◆ Requirement ◆
Make an exact copy of the data below, leaving out every picture.

◆ Excerpted data ◆
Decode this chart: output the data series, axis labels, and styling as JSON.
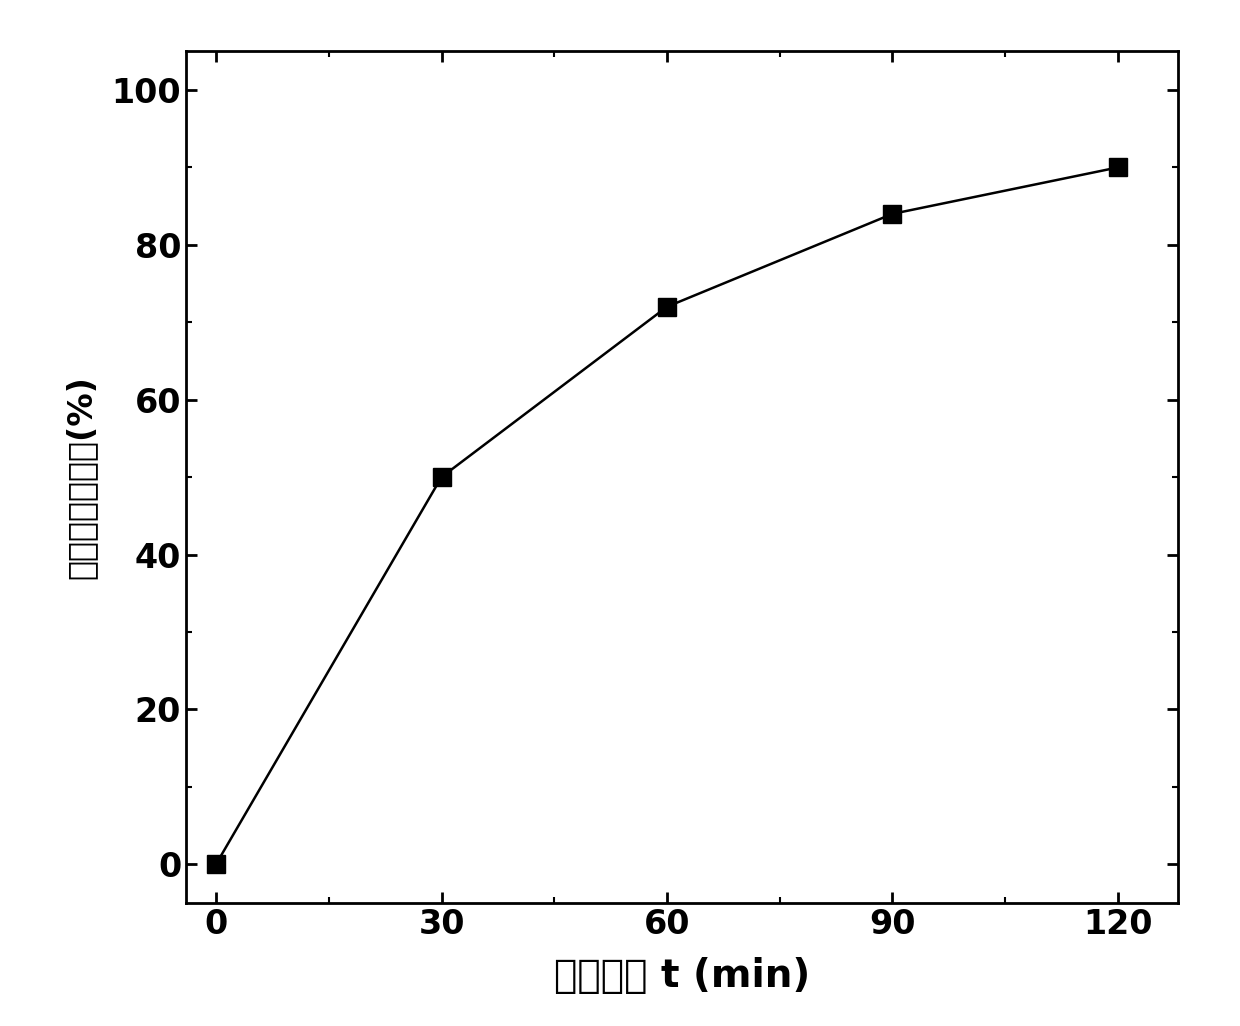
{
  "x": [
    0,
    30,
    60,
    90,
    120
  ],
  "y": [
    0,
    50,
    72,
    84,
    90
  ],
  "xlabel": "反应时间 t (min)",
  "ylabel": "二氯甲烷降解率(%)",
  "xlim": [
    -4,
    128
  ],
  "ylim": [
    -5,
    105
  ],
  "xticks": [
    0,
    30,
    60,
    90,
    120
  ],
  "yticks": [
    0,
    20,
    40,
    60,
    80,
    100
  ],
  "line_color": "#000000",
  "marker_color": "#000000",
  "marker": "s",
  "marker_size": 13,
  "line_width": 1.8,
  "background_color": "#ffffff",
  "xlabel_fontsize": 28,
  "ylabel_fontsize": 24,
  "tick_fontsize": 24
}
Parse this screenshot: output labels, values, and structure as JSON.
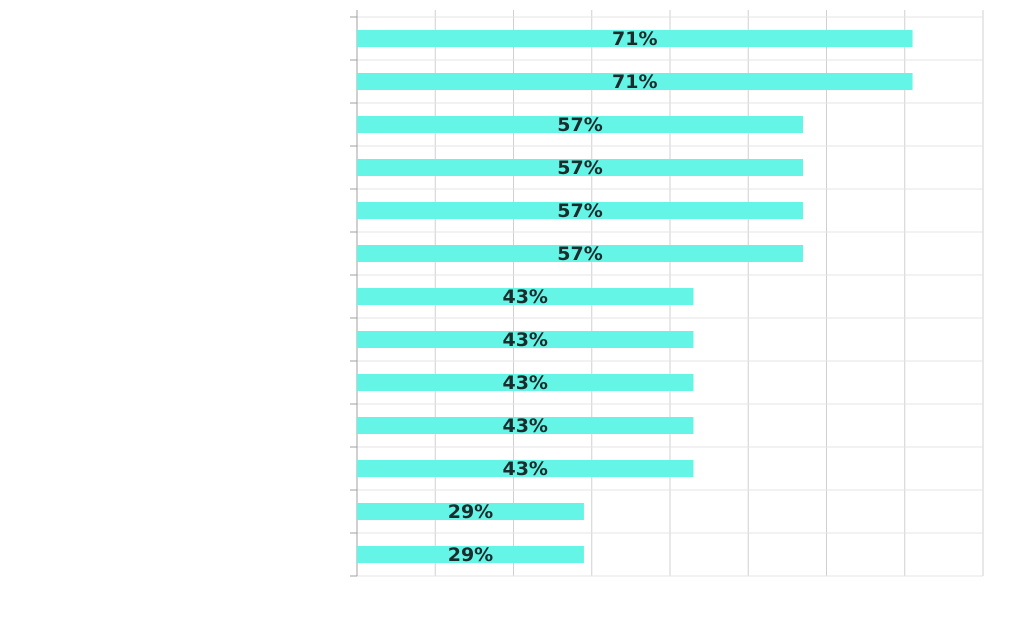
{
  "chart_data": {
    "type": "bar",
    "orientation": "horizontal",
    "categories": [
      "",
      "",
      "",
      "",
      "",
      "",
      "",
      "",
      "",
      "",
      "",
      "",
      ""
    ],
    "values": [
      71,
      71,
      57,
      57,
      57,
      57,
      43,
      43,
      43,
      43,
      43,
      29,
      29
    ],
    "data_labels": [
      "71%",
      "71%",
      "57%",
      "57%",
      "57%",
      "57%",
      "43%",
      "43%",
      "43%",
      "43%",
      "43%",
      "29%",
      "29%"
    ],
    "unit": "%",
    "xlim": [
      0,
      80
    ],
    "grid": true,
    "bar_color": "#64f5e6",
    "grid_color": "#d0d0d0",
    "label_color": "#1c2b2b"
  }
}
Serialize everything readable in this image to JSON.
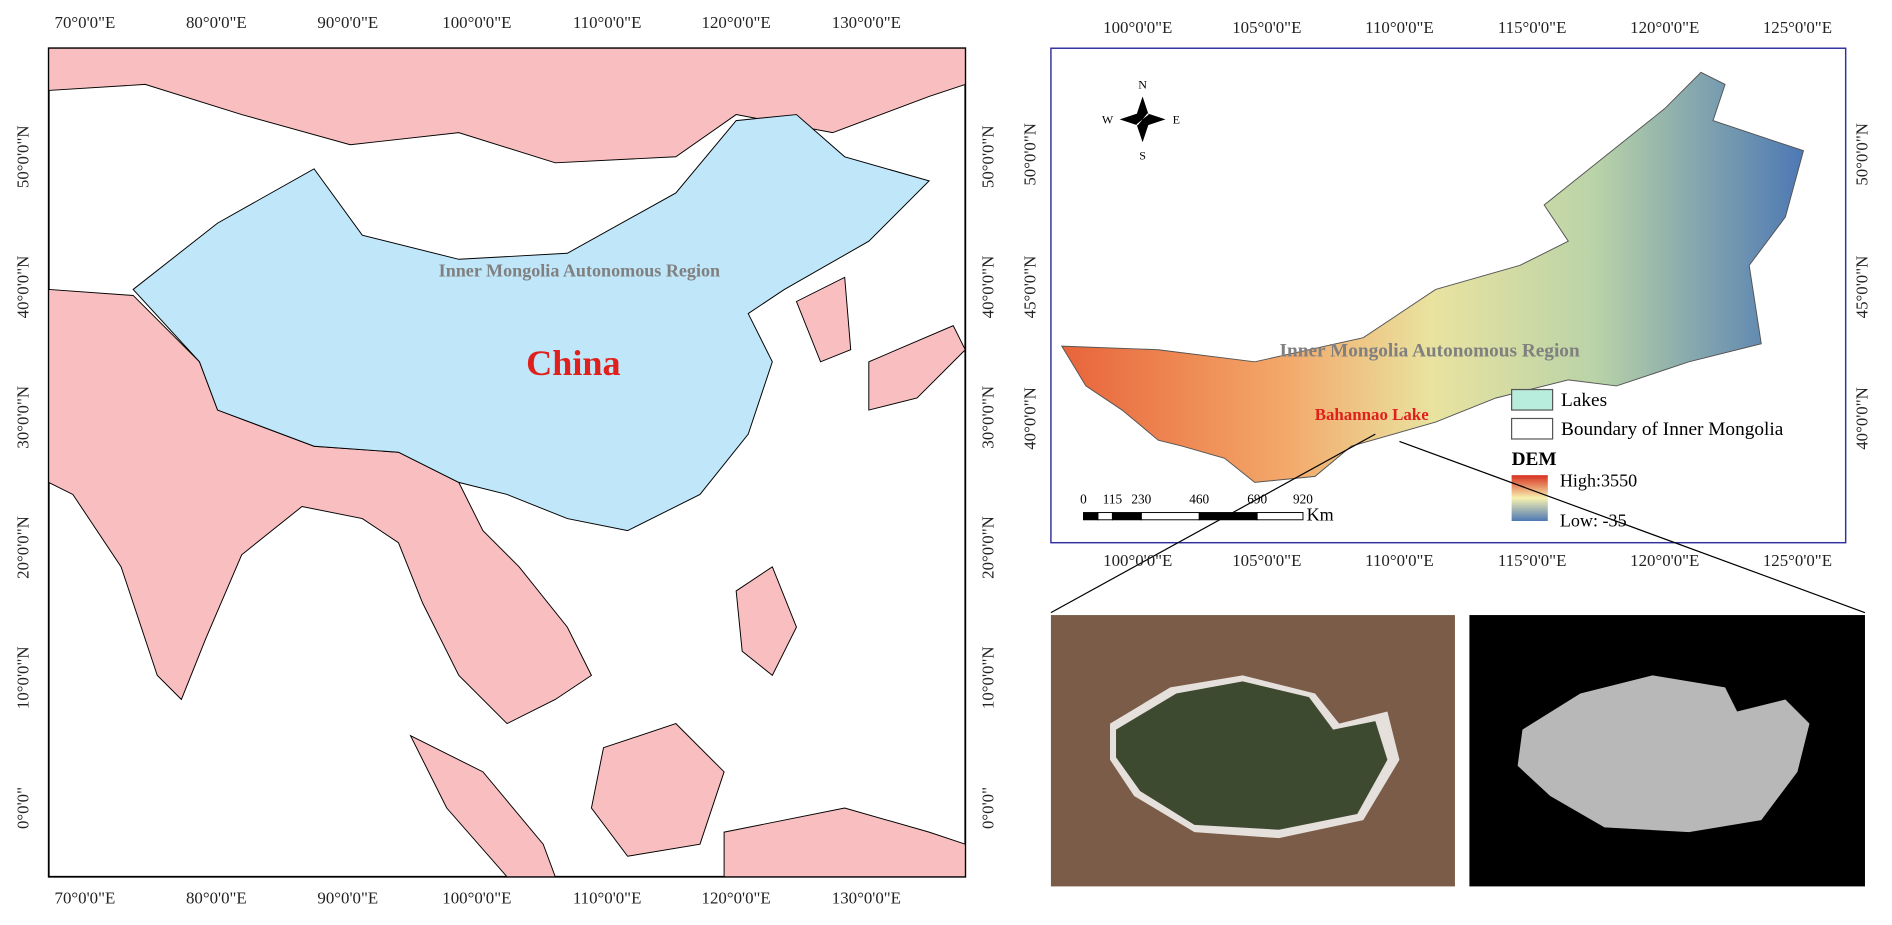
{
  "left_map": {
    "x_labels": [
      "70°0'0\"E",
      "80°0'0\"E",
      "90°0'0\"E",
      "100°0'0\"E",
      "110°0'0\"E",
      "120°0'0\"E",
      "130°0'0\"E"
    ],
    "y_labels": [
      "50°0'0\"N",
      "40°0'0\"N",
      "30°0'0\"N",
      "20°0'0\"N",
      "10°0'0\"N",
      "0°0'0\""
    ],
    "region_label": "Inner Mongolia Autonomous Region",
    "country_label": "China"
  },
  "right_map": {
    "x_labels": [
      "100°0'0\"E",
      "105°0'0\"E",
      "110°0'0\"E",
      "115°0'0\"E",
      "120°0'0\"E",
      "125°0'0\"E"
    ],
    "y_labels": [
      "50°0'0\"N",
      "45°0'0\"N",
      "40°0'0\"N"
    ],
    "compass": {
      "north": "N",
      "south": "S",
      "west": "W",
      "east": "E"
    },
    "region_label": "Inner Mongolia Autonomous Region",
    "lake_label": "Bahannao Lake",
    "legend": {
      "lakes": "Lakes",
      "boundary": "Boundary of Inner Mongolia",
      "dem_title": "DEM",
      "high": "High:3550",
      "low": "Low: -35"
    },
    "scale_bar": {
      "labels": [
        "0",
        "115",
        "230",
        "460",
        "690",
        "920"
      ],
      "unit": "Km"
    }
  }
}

◆ Result for this task ◆
Decode this chart: output the data series, axis labels, and styling as JSON.
{
  "x": [
    0,
    30,
    60,
    90,
    120
  ],
  "y": [
    0,
    50,
    72,
    84,
    90
  ],
  "xlabel": "反应时间 t (min)",
  "ylabel": "二氯甲烷降解率(%)",
  "xlim": [
    -4,
    128
  ],
  "ylim": [
    -5,
    105
  ],
  "xticks": [
    0,
    30,
    60,
    90,
    120
  ],
  "yticks": [
    0,
    20,
    40,
    60,
    80,
    100
  ],
  "line_color": "#000000",
  "marker_color": "#000000",
  "marker": "s",
  "marker_size": 13,
  "line_width": 1.8,
  "background_color": "#ffffff",
  "xlabel_fontsize": 28,
  "ylabel_fontsize": 24,
  "tick_fontsize": 24
}
Parse this screenshot: output labels, values, and structure as JSON.
{
  "chart_data": {
    "type": "bar",
    "orientation": "horizontal",
    "categories": [
      "",
      "",
      "",
      "",
      "",
      "",
      "",
      "",
      "",
      "",
      "",
      "",
      ""
    ],
    "values": [
      71,
      71,
      57,
      57,
      57,
      57,
      43,
      43,
      43,
      43,
      43,
      29,
      29
    ],
    "data_labels": [
      "71%",
      "71%",
      "57%",
      "57%",
      "57%",
      "57%",
      "43%",
      "43%",
      "43%",
      "43%",
      "43%",
      "29%",
      "29%"
    ],
    "unit": "%",
    "xlim": [
      0,
      80
    ],
    "grid": true,
    "bar_color": "#64f5e6",
    "grid_color": "#d0d0d0",
    "label_color": "#1c2b2b"
  }
}
Serialize everything readable in this image to JSON.
{
  "left_map": {
    "x_labels": [
      "70°0'0\"E",
      "80°0'0\"E",
      "90°0'0\"E",
      "100°0'0\"E",
      "110°0'0\"E",
      "120°0'0\"E",
      "130°0'0\"E"
    ],
    "y_labels": [
      "50°0'0\"N",
      "40°0'0\"N",
      "30°0'0\"N",
      "20°0'0\"N",
      "10°0'0\"N",
      "0°0'0\""
    ],
    "region_label": "Inner Mongolia Autonomous Region",
    "country_label": "China"
  },
  "right_map": {
    "x_labels": [
      "100°0'0\"E",
      "105°0'0\"E",
      "110°0'0\"E",
      "115°0'0\"E",
      "120°0'0\"E",
      "125°0'0\"E"
    ],
    "y_labels": [
      "50°0'0\"N",
      "45°0'0\"N",
      "40°0'0\"N"
    ],
    "compass": {
      "north": "N",
      "south": "S",
      "west": "W",
      "east": "E"
    },
    "region_label": "Inner Mongolia Autonomous Region",
    "lake_label": "Bahannao Lake",
    "legend": {
      "lakes": "Lakes",
      "boundary": "Boundary of Inner Mongolia",
      "dem_title": "DEM",
      "high": "High:3550",
      "low": "Low: -35"
    },
    "scale_bar": {
      "labels": [
        "0",
        "115",
        "230",
        "460",
        "690",
        "920"
      ],
      "unit": "Km"
    }
  }
}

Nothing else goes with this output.